= Stored data entries =
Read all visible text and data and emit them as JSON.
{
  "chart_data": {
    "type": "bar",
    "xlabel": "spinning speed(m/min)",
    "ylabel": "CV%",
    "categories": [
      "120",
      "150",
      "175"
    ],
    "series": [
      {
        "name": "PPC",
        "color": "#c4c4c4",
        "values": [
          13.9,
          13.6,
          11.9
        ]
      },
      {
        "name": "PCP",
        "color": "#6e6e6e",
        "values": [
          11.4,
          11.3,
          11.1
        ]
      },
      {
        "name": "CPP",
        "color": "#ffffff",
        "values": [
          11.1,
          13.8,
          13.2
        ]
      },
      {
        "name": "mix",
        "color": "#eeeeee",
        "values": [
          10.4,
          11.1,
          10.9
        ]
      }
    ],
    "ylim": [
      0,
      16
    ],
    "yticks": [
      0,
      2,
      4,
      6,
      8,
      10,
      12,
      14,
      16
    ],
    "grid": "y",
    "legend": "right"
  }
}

= What is being asked =
Repeat the lines above exactly.

= Problem solution =
Read all visible text and data and emit them as JSON.
{
  "chart_data": {
    "type": "bar",
    "xlabel": "spinning speed(m/min)",
    "ylabel": "CV%",
    "categories": [
      "120",
      "150",
      "175"
    ],
    "series": [
      {
        "name": "PPC",
        "color": "#c4c4c4",
        "values": [
          13.9,
          13.6,
          11.9
        ]
      },
      {
        "name": "PCP",
        "color": "#6e6e6e",
        "values": [
          11.4,
          11.3,
          11.1
        ]
      },
      {
        "name": "CPP",
        "color": "#ffffff",
        "values": [
          11.1,
          13.8,
          13.2
        ]
      },
      {
        "name": "mix",
        "color": "#eeeeee",
        "values": [
          10.4,
          11.1,
          10.9
        ]
      }
    ],
    "ylim": [
      0,
      16
    ],
    "yticks": [
      0,
      2,
      4,
      6,
      8,
      10,
      12,
      14,
      16
    ],
    "grid": "y",
    "legend": "right"
  }
}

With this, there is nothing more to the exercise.